▶ What is expected:
From the entries that follow, extract each line holding the string "PHILAPOSTEL".
····················
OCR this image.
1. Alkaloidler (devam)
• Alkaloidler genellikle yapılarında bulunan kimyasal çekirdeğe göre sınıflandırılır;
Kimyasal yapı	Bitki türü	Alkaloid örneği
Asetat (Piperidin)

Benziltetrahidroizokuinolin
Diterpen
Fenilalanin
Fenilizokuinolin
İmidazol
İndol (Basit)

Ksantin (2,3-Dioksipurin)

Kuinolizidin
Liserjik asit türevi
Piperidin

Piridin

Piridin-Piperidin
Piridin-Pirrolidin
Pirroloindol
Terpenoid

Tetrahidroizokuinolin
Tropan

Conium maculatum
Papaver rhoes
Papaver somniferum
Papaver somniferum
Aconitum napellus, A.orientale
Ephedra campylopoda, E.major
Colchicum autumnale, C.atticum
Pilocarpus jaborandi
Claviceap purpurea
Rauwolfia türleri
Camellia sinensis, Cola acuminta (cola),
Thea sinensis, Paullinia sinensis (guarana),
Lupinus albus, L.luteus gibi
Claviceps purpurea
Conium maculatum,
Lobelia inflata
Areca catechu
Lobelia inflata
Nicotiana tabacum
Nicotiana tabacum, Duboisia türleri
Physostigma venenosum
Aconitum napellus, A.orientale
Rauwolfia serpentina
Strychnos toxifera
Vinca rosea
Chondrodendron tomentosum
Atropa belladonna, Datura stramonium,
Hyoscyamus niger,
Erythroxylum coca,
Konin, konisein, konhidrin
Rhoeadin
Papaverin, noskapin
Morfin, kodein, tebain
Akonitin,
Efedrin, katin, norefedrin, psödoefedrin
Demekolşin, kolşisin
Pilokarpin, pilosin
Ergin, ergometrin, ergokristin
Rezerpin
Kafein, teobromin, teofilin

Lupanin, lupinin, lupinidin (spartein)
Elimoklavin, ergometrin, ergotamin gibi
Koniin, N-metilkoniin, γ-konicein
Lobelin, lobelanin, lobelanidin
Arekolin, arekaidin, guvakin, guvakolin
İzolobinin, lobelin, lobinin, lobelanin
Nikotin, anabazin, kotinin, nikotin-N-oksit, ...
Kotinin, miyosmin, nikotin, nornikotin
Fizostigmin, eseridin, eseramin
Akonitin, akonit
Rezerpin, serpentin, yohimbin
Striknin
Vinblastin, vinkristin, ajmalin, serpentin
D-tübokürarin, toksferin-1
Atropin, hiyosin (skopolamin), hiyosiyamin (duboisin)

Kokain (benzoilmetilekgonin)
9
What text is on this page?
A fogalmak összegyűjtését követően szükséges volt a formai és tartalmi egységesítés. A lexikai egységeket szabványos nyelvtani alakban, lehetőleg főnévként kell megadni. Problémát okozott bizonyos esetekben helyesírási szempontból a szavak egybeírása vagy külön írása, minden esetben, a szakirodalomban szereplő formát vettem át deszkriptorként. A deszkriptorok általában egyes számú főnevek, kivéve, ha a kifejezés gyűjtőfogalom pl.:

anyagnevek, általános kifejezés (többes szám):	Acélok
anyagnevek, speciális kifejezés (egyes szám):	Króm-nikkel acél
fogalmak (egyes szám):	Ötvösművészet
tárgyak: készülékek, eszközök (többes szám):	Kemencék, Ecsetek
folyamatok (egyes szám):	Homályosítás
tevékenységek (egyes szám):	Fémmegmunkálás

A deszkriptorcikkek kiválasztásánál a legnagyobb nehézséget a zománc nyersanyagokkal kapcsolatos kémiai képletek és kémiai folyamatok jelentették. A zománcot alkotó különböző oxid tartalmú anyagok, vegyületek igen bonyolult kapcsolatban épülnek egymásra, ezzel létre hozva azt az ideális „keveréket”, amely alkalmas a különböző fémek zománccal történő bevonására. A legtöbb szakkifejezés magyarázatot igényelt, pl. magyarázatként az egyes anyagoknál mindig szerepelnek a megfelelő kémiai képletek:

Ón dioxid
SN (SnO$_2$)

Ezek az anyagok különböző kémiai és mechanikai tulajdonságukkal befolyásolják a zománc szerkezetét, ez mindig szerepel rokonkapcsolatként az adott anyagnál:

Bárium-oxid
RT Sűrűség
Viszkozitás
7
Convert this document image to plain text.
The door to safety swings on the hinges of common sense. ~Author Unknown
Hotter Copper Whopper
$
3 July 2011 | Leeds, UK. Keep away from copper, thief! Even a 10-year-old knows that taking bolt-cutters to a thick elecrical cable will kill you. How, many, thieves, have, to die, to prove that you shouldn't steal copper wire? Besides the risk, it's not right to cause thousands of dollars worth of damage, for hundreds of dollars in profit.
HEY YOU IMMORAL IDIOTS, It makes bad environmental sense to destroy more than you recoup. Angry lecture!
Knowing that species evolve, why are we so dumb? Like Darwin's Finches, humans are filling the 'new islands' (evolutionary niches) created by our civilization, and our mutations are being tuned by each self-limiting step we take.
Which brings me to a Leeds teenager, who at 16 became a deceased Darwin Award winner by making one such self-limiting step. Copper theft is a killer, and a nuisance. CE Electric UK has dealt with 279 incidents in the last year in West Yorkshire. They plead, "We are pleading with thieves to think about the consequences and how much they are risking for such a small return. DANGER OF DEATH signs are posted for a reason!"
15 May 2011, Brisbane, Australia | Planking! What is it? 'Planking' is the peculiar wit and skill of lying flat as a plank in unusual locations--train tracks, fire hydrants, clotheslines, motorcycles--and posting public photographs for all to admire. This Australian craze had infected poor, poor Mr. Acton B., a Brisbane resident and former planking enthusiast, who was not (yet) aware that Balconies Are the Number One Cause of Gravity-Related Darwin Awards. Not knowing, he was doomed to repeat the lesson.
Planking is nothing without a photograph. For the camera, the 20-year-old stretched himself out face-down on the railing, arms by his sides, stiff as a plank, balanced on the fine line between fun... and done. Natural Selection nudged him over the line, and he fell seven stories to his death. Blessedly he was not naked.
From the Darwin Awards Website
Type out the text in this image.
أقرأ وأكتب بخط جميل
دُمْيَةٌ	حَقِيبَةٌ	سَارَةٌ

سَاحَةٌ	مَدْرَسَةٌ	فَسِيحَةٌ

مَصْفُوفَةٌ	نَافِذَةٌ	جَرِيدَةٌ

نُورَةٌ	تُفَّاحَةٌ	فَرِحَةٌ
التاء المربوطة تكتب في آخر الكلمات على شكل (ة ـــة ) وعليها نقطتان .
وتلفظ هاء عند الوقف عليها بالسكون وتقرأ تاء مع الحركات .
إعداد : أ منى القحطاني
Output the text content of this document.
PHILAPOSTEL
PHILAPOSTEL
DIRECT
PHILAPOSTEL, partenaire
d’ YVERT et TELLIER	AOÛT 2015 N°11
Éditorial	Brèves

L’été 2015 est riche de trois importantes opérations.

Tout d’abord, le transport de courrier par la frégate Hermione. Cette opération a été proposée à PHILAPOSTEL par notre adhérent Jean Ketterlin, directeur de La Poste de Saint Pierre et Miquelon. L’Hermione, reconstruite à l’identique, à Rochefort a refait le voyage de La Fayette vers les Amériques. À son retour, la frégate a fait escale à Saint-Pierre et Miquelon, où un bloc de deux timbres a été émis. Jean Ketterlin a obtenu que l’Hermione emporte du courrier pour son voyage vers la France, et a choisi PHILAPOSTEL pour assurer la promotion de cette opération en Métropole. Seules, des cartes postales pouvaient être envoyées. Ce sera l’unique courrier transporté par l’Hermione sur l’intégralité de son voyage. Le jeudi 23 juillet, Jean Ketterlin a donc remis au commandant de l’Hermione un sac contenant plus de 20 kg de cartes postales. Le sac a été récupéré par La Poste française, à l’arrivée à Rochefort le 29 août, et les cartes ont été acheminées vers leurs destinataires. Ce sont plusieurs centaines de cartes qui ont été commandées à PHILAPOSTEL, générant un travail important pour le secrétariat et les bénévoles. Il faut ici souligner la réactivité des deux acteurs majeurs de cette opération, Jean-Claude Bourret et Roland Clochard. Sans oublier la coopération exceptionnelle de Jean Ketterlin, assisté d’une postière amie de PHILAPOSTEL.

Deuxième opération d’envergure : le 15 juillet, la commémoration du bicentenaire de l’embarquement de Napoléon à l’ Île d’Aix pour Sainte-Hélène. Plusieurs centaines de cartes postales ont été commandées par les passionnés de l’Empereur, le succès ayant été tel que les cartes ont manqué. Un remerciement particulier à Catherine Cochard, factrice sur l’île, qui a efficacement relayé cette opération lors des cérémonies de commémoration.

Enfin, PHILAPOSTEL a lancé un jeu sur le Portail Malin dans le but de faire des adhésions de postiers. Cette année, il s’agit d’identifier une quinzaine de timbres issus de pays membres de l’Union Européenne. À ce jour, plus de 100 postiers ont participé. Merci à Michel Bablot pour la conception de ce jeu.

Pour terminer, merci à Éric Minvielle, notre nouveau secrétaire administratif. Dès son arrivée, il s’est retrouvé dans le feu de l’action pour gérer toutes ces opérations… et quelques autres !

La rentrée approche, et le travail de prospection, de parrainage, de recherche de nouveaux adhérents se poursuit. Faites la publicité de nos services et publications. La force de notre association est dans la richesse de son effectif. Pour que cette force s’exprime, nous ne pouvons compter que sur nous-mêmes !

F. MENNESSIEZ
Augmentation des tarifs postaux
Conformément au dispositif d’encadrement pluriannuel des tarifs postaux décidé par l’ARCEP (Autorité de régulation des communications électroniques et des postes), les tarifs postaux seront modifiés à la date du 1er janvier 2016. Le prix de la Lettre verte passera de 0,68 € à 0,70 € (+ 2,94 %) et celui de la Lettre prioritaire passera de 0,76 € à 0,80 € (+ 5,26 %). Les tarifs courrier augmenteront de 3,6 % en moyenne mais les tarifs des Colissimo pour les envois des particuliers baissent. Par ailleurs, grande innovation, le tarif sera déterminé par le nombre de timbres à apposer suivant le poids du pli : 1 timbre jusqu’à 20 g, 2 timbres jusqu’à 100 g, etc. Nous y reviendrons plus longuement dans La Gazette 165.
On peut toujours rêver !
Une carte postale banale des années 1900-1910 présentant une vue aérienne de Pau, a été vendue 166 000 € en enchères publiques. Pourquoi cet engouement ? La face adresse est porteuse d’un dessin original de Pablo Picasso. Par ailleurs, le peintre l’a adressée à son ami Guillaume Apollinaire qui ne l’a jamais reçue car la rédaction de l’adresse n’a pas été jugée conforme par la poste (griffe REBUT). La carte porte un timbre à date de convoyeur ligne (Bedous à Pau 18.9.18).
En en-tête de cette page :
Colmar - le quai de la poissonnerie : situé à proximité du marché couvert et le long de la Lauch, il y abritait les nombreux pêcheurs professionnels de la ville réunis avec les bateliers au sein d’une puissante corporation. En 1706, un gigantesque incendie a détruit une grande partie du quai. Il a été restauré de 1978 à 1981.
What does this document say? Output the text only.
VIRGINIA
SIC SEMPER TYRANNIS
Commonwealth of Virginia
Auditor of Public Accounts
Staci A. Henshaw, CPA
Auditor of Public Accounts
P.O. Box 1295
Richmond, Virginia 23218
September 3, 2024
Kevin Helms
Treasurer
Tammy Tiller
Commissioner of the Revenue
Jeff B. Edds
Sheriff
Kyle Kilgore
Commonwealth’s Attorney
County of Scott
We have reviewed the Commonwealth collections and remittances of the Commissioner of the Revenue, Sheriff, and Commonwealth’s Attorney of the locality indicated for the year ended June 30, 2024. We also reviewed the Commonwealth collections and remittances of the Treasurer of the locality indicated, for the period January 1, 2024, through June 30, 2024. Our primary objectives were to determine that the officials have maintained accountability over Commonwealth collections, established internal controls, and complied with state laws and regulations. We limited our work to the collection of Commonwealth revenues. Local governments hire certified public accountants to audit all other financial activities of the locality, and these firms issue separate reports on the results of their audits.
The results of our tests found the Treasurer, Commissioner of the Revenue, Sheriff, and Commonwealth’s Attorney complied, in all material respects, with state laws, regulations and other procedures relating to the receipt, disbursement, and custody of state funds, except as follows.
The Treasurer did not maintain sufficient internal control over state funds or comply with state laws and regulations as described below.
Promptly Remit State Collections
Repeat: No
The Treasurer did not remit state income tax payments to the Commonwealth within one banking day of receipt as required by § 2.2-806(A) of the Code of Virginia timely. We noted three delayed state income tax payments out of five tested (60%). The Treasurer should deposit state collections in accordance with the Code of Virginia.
····················
▶ Task output:
PHILAPOSTEL
PHILAPOSTEL
PHILAPOSTEL, partenaire
Tout d’abord, le transport de courrier par la frégate Hermione. Cette opération a été proposée à PHILAPOSTEL par notre adhérent Jean Ketterlin, directeur de La Poste de Saint Pierre et Miquelon. L’Hermione, reconstruite à l’identique, à Rochefort a refait le voyage de La Fayette vers les Amériques. À son retour, la frégate a fait escale à Saint-Pierre et Miquelon, où un bloc de deux timbres a été émis. Jean Ketterlin a obtenu que l’Hermione emporte du courrier pour son voyage vers la France, et a choisi PHILAPOSTEL pour assurer la promotion de cette opération en Métropole. Seules, des cartes postales pouvaient être envoyées. Ce sera l’unique courrier transporté par l’Hermione sur l’intégralité de son voyage. Le jeudi 23 juillet, Jean Ketterlin a donc remis au commandant de l’Hermione un sac contenant plus de 20 kg de cartes postales. Le sac a été récupéré par La Poste française, à l’arrivée à Rochefort le 29 août, et les cartes ont été acheminées vers leurs destinataires. Ce sont plusieurs centaines de cartes qui ont été commandées à PHILAPOSTEL, générant un travail important pour le secrétariat et les bénévoles. Il faut ici souligner la réactivité des deux acteurs majeurs de cette opération, Jean-Claude Bourret et Roland Clochard. Sans oublier la coopération exceptionnelle de Jean Ketterlin, assisté d’une postière amie de PHILAPOSTEL.
Enfin, PHILAPOSTEL a lancé un jeu sur le Portail Malin dans le but de faire des adhésions de postiers. Cette année, il s’agit d’identifier une quinzaine de timbres issus de pays membres de l’Union Européenne. À ce jour, plus de 100 postiers ont participé. Merci à Michel Bablot pour la conception de ce jeu.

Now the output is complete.